- [Set exercise] Write the records out again, precisely as they stand.

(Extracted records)

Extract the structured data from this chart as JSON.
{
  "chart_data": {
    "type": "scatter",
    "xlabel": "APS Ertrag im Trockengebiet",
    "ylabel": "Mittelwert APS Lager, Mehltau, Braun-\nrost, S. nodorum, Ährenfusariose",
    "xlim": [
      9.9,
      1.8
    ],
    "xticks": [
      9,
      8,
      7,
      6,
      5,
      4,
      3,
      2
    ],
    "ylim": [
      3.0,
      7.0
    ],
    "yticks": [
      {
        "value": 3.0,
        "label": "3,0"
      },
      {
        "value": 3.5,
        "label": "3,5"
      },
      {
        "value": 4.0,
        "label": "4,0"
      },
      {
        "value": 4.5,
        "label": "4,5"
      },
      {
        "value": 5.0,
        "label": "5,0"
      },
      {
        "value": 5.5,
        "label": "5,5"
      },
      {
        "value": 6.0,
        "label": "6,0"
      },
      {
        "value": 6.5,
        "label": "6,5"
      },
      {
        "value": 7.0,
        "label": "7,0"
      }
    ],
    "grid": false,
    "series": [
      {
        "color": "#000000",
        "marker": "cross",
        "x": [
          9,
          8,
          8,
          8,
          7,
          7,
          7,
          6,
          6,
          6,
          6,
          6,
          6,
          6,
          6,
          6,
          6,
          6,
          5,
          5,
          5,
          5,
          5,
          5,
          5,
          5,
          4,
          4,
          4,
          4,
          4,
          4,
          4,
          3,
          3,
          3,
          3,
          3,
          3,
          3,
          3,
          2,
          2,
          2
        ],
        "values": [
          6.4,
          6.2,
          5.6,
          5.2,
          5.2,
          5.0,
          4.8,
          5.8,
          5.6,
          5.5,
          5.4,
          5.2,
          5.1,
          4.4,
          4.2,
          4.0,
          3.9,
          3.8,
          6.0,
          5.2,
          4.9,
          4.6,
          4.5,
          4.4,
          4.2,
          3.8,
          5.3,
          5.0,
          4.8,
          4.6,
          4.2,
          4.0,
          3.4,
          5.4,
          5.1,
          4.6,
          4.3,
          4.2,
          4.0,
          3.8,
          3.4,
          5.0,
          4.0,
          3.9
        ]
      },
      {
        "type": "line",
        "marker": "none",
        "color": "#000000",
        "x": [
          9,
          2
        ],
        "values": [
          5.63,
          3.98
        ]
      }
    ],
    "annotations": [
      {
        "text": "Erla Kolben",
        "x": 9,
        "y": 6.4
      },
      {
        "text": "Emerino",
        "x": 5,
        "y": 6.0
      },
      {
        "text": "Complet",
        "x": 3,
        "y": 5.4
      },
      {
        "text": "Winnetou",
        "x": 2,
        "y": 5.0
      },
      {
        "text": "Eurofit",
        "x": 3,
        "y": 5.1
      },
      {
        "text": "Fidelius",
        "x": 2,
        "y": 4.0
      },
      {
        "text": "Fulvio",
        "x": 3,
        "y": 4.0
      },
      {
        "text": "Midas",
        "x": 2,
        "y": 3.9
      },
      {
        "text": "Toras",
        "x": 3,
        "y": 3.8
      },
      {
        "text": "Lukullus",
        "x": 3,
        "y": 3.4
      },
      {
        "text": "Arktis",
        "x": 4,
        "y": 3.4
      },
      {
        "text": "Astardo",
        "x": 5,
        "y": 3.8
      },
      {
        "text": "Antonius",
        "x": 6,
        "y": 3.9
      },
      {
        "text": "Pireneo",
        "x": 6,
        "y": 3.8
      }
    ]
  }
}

- [Worked solution]
Extract the structured data from this chart as JSON.
{
  "chart_data": {
    "type": "scatter",
    "xlabel": "APS Ertrag im Trockengebiet",
    "ylabel": "Mittelwert APS Lager, Mehltau, Braun-\nrost, S. nodorum, Ährenfusariose",
    "xlim": [
      9.9,
      1.8
    ],
    "xticks": [
      9,
      8,
      7,
      6,
      5,
      4,
      3,
      2
    ],
    "ylim": [
      3.0,
      7.0
    ],
    "yticks": [
      {
        "value": 3.0,
        "label": "3,0"
      },
      {
        "value": 3.5,
        "label": "3,5"
      },
      {
        "value": 4.0,
        "label": "4,0"
      },
      {
        "value": 4.5,
        "label": "4,5"
      },
      {
        "value": 5.0,
        "label": "5,0"
      },
      {
        "value": 5.5,
        "label": "5,5"
      },
      {
        "value": 6.0,
        "label": "6,0"
      },
      {
        "value": 6.5,
        "label": "6,5"
      },
      {
        "value": 7.0,
        "label": "7,0"
      }
    ],
    "grid": false,
    "series": [
      {
        "color": "#000000",
        "marker": "cross",
        "x": [
          9,
          8,
          8,
          8,
          7,
          7,
          7,
          6,
          6,
          6,
          6,
          6,
          6,
          6,
          6,
          6,
          6,
          6,
          5,
          5,
          5,
          5,
          5,
          5,
          5,
          5,
          4,
          4,
          4,
          4,
          4,
          4,
          4,
          3,
          3,
          3,
          3,
          3,
          3,
          3,
          3,
          2,
          2,
          2
        ],
        "values": [
          6.4,
          6.2,
          5.6,
          5.2,
          5.2,
          5.0,
          4.8,
          5.8,
          5.6,
          5.5,
          5.4,
          5.2,
          5.1,
          4.4,
          4.2,
          4.0,
          3.9,
          3.8,
          6.0,
          5.2,
          4.9,
          4.6,
          4.5,
          4.4,
          4.2,
          3.8,
          5.3,
          5.0,
          4.8,
          4.6,
          4.2,
          4.0,
          3.4,
          5.4,
          5.1,
          4.6,
          4.3,
          4.2,
          4.0,
          3.8,
          3.4,
          5.0,
          4.0,
          3.9
        ]
      },
      {
        "type": "line",
        "marker": "none",
        "color": "#000000",
        "x": [
          9,
          2
        ],
        "values": [
          5.63,
          3.98
        ]
      }
    ],
    "annotations": [
      {
        "text": "Erla Kolben",
        "x": 9,
        "y": 6.4
      },
      {
        "text": "Emerino",
        "x": 5,
        "y": 6.0
      },
      {
        "text": "Complet",
        "x": 3,
        "y": 5.4
      },
      {
        "text": "Winnetou",
        "x": 2,
        "y": 5.0
      },
      {
        "text": "Eurofit",
        "x": 3,
        "y": 5.1
      },
      {
        "text": "Fidelius",
        "x": 2,
        "y": 4.0
      },
      {
        "text": "Fulvio",
        "x": 3,
        "y": 4.0
      },
      {
        "text": "Midas",
        "x": 2,
        "y": 3.9
      },
      {
        "text": "Toras",
        "x": 3,
        "y": 3.8
      },
      {
        "text": "Lukullus",
        "x": 3,
        "y": 3.4
      },
      {
        "text": "Arktis",
        "x": 4,
        "y": 3.4
      },
      {
        "text": "Astardo",
        "x": 5,
        "y": 3.8
      },
      {
        "text": "Antonius",
        "x": 6,
        "y": 3.9
      },
      {
        "text": "Pireneo",
        "x": 6,
        "y": 3.8
      }
    ]
  }
}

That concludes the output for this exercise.